[Extracted data entries]
::::::

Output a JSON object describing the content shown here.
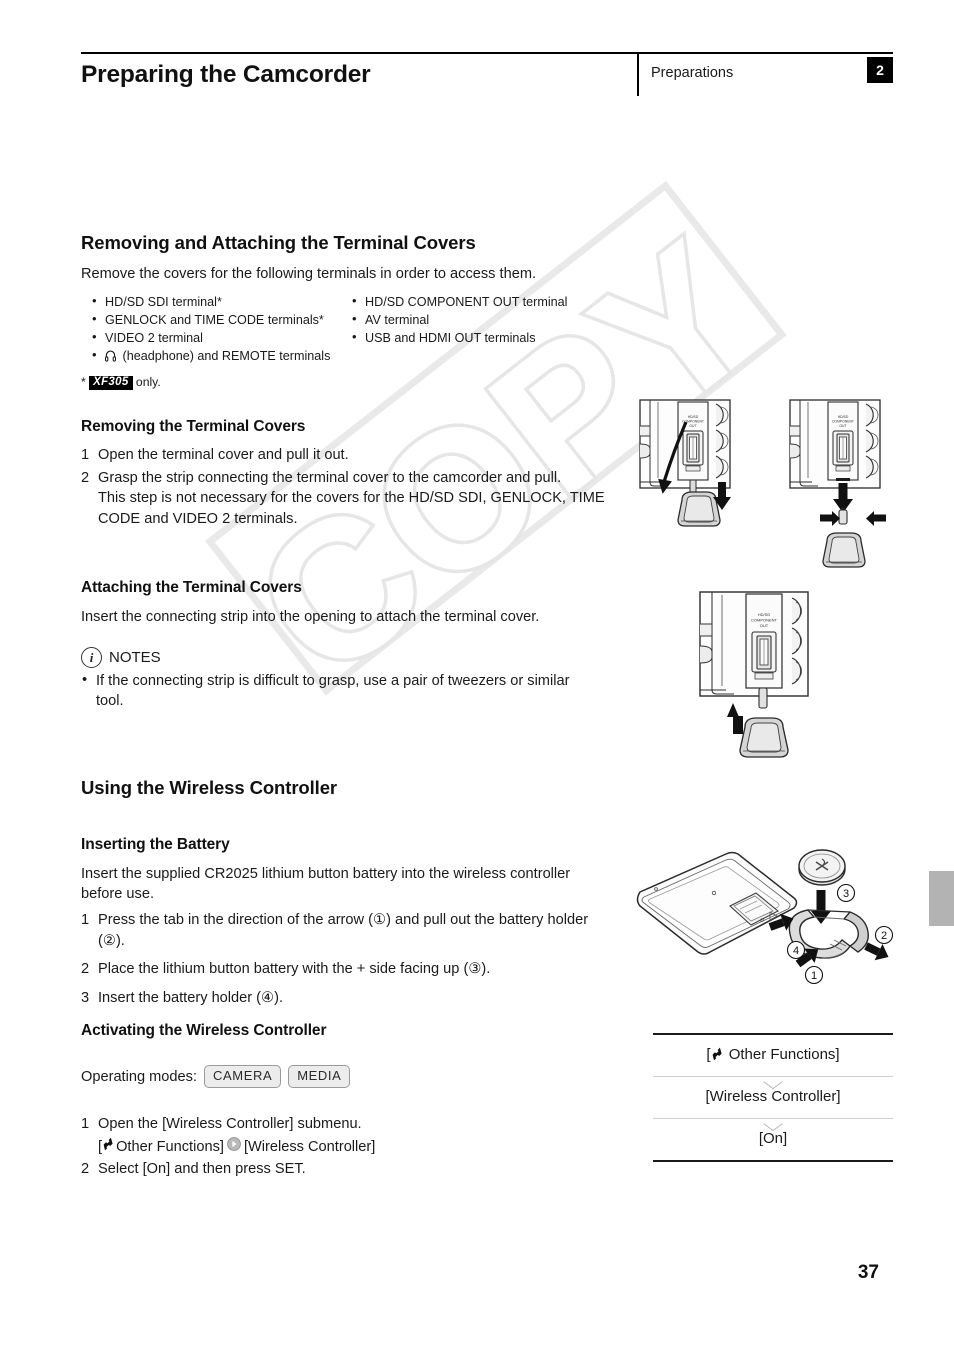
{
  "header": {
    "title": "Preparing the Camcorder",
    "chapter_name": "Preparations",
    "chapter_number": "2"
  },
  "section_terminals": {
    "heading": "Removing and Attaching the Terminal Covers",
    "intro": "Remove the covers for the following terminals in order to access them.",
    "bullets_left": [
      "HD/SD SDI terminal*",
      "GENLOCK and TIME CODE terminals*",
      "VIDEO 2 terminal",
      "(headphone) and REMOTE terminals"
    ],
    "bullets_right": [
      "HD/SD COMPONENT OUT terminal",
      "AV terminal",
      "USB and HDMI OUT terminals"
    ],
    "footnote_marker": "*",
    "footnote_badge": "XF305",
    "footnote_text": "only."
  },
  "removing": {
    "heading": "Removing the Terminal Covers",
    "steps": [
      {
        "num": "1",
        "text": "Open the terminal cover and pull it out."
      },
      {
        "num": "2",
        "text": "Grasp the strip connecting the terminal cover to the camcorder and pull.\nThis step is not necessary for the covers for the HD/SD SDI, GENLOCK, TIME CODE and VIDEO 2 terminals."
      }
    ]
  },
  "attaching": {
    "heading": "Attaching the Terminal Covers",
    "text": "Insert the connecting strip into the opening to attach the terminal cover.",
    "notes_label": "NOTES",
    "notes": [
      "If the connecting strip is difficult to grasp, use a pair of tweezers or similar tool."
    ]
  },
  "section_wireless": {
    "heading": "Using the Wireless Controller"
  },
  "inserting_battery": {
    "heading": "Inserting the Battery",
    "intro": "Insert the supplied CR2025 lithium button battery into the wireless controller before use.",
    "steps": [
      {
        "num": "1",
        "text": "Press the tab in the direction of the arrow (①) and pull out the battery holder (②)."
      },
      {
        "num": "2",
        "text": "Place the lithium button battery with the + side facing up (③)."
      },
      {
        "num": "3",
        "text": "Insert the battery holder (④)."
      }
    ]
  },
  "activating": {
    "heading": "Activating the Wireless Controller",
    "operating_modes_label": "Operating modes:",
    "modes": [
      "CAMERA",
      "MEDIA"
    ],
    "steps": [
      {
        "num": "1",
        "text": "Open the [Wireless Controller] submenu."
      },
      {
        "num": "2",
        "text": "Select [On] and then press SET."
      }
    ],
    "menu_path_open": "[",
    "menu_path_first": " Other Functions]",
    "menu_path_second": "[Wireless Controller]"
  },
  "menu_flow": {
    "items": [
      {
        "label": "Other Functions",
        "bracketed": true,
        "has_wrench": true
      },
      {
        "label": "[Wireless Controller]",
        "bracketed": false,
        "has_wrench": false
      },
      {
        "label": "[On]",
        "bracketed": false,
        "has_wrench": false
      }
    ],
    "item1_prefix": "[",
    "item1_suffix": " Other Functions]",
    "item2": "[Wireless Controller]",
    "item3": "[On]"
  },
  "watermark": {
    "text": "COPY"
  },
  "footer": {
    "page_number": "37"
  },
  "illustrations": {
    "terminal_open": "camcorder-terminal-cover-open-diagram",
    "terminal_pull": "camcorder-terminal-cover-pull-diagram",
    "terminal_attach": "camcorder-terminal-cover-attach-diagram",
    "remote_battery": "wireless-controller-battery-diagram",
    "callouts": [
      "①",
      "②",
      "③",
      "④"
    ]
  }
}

::::::

▶ _What is expected_: Repeat the data above exactly, but not the pictures.

▶ _Result below_:
Output a JSON object describing the content shown here.
{
  "header": {
    "title": "Preparing the Camcorder",
    "chapter_name": "Preparations",
    "chapter_number": "2"
  },
  "section_terminals": {
    "heading": "Removing and Attaching the Terminal Covers",
    "intro": "Remove the covers for the following terminals in order to access them.",
    "bullets_left": [
      "HD/SD SDI terminal*",
      "GENLOCK and TIME CODE terminals*",
      "VIDEO 2 terminal",
      "(headphone) and REMOTE terminals"
    ],
    "bullets_right": [
      "HD/SD COMPONENT OUT terminal",
      "AV terminal",
      "USB and HDMI OUT terminals"
    ],
    "footnote_marker": "*",
    "footnote_badge": "XF305",
    "footnote_text": "only."
  },
  "removing": {
    "heading": "Removing the Terminal Covers",
    "steps": [
      {
        "num": "1",
        "text": "Open the terminal cover and pull it out."
      },
      {
        "num": "2",
        "text": "Grasp the strip connecting the terminal cover to the camcorder and pull.\nThis step is not necessary for the covers for the HD/SD SDI, GENLOCK, TIME CODE and VIDEO 2 terminals."
      }
    ]
  },
  "attaching": {
    "heading": "Attaching the Terminal Covers",
    "text": "Insert the connecting strip into the opening to attach the terminal cover.",
    "notes_label": "NOTES",
    "notes": [
      "If the connecting strip is difficult to grasp, use a pair of tweezers or similar tool."
    ]
  },
  "section_wireless": {
    "heading": "Using the Wireless Controller"
  },
  "inserting_battery": {
    "heading": "Inserting the Battery",
    "intro": "Insert the supplied CR2025 lithium button battery into the wireless controller before use.",
    "steps": [
      {
        "num": "1",
        "text": "Press the tab in the direction of the arrow (①) and pull out the battery holder (②)."
      },
      {
        "num": "2",
        "text": "Place the lithium button battery with the + side facing up (③)."
      },
      {
        "num": "3",
        "text": "Insert the battery holder (④)."
      }
    ]
  },
  "activating": {
    "heading": "Activating the Wireless Controller",
    "operating_modes_label": "Operating modes:",
    "modes": [
      "CAMERA",
      "MEDIA"
    ],
    "steps": [
      {
        "num": "1",
        "text": "Open the [Wireless Controller] submenu."
      },
      {
        "num": "2",
        "text": "Select [On] and then press SET."
      }
    ],
    "menu_path_open": "[",
    "menu_path_first": " Other Functions]",
    "menu_path_second": "[Wireless Controller]"
  },
  "menu_flow": {
    "items": [
      {
        "label": "Other Functions",
        "bracketed": true,
        "has_wrench": true
      },
      {
        "label": "[Wireless Controller]",
        "bracketed": false,
        "has_wrench": false
      },
      {
        "label": "[On]",
        "bracketed": false,
        "has_wrench": false
      }
    ],
    "item1_prefix": "[",
    "item1_suffix": " Other Functions]",
    "item2": "[Wireless Controller]",
    "item3": "[On]"
  },
  "watermark": {
    "text": "COPY"
  },
  "footer": {
    "page_number": "37"
  },
  "illustrations": {
    "terminal_open": "camcorder-terminal-cover-open-diagram",
    "terminal_pull": "camcorder-terminal-cover-pull-diagram",
    "terminal_attach": "camcorder-terminal-cover-attach-diagram",
    "remote_battery": "wireless-controller-battery-diagram",
    "callouts": [
      "①",
      "②",
      "③",
      "④"
    ]
  }
}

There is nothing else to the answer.